━━━━━ Excerpted data ━━━━━
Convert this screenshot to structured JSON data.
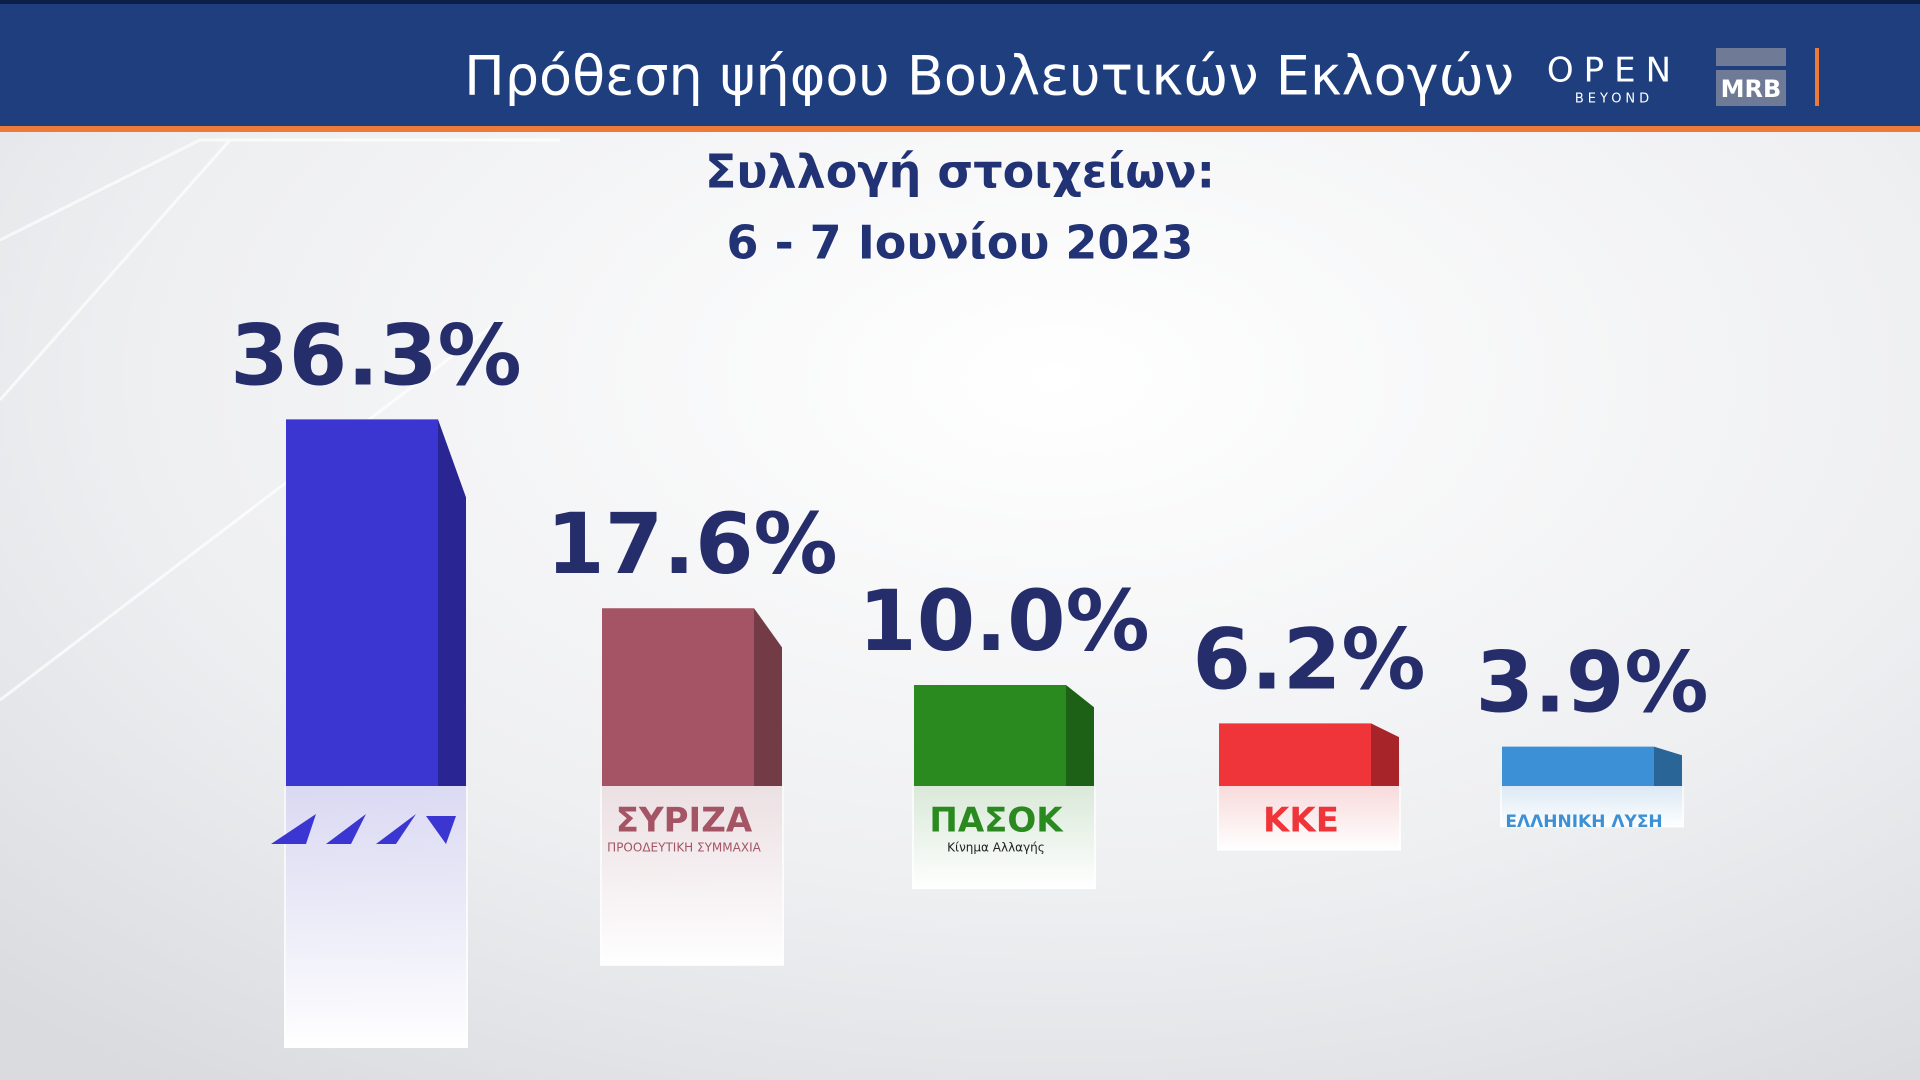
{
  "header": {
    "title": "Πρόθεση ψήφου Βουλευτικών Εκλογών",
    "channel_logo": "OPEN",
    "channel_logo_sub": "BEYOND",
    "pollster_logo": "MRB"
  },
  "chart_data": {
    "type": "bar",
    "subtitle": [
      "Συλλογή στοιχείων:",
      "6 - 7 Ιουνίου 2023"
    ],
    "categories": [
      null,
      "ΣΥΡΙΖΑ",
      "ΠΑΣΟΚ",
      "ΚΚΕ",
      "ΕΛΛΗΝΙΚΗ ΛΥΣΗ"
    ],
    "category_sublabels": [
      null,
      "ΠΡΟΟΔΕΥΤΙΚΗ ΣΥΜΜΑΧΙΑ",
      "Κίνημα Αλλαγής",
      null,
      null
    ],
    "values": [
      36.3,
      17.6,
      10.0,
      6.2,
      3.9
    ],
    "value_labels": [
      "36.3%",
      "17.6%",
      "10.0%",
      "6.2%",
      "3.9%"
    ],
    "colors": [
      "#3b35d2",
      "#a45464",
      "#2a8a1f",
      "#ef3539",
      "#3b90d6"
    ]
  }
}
━━━━━
• Goal: Can the entries above be repeated exactly, without their pictures?

• Result of the exercise:
Convert this screenshot to structured JSON data.
{
  "header": {
    "title": "Πρόθεση ψήφου Βουλευτικών Εκλογών",
    "channel_logo": "OPEN",
    "channel_logo_sub": "BEYOND",
    "pollster_logo": "MRB"
  },
  "chart_data": {
    "type": "bar",
    "subtitle": [
      "Συλλογή στοιχείων:",
      "6 - 7 Ιουνίου 2023"
    ],
    "categories": [
      null,
      "ΣΥΡΙΖΑ",
      "ΠΑΣΟΚ",
      "ΚΚΕ",
      "ΕΛΛΗΝΙΚΗ ΛΥΣΗ"
    ],
    "category_sublabels": [
      null,
      "ΠΡΟΟΔΕΥΤΙΚΗ ΣΥΜΜΑΧΙΑ",
      "Κίνημα Αλλαγής",
      null,
      null
    ],
    "values": [
      36.3,
      17.6,
      10.0,
      6.2,
      3.9
    ],
    "value_labels": [
      "36.3%",
      "17.6%",
      "10.0%",
      "6.2%",
      "3.9%"
    ],
    "colors": [
      "#3b35d2",
      "#a45464",
      "#2a8a1f",
      "#ef3539",
      "#3b90d6"
    ]
  }
}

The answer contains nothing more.